— begin Records for this task —
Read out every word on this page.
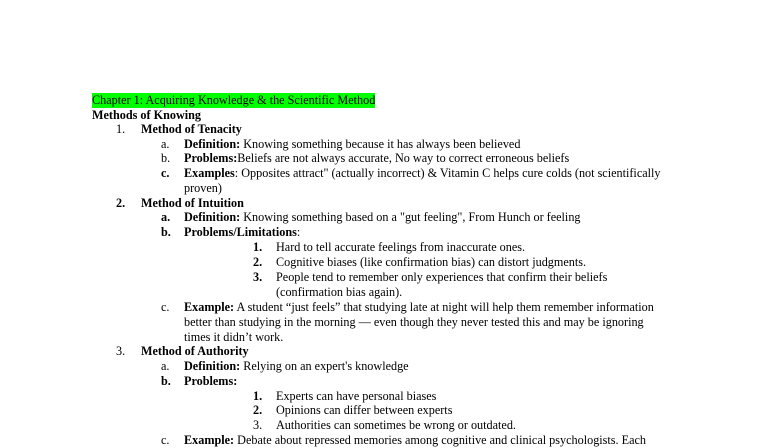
Chapter 1: Acquiring Knowledge & the Scientific Method
Methods of Knowing
1. Method of Tenacity
a. Definition: Knowing something because it has always been believed
b. Problems:Beliefs are not always accurate, No way to correct erroneous beliefs
c. Examples: Opposites attract" (actually incorrect) & Vitamin C helps cure colds (not scientifically
proven)
2. Method of Intuition
a. Definition: Knowing something based on a "gut feeling", From Hunch or feeling
b. Problems/Limitations:
1. Hard to tell accurate feelings from inaccurate ones.
2. Cognitive biases (like confirmation bias) can distort judgments.
3. People tend to remember only experiences that confirm their beliefs
(confirmation bias again).
c. Example: A student “just feels” that studying late at night will help them remember information
better than studying in the morning — even though they never tested this and may be ignoring
times it didn’t work.
3. Method of Authority
a. Definition: Relying on an expert's knowledge
b. Problems:
1. Experts can have personal biases
2. Opinions can differ between experts
3. Authorities can sometimes be wrong or outdated.
c. Example: Debate about repressed memories among cognitive and clinical psychologists. Each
— end Records for this task —
> **Goal of the exercise**
Find each line with the string "that" and copy it out.

> **Response below**
3. People tend to remember only experiences that confirm their beliefs
c. Example: A student “just feels” that studying late at night will help them remember information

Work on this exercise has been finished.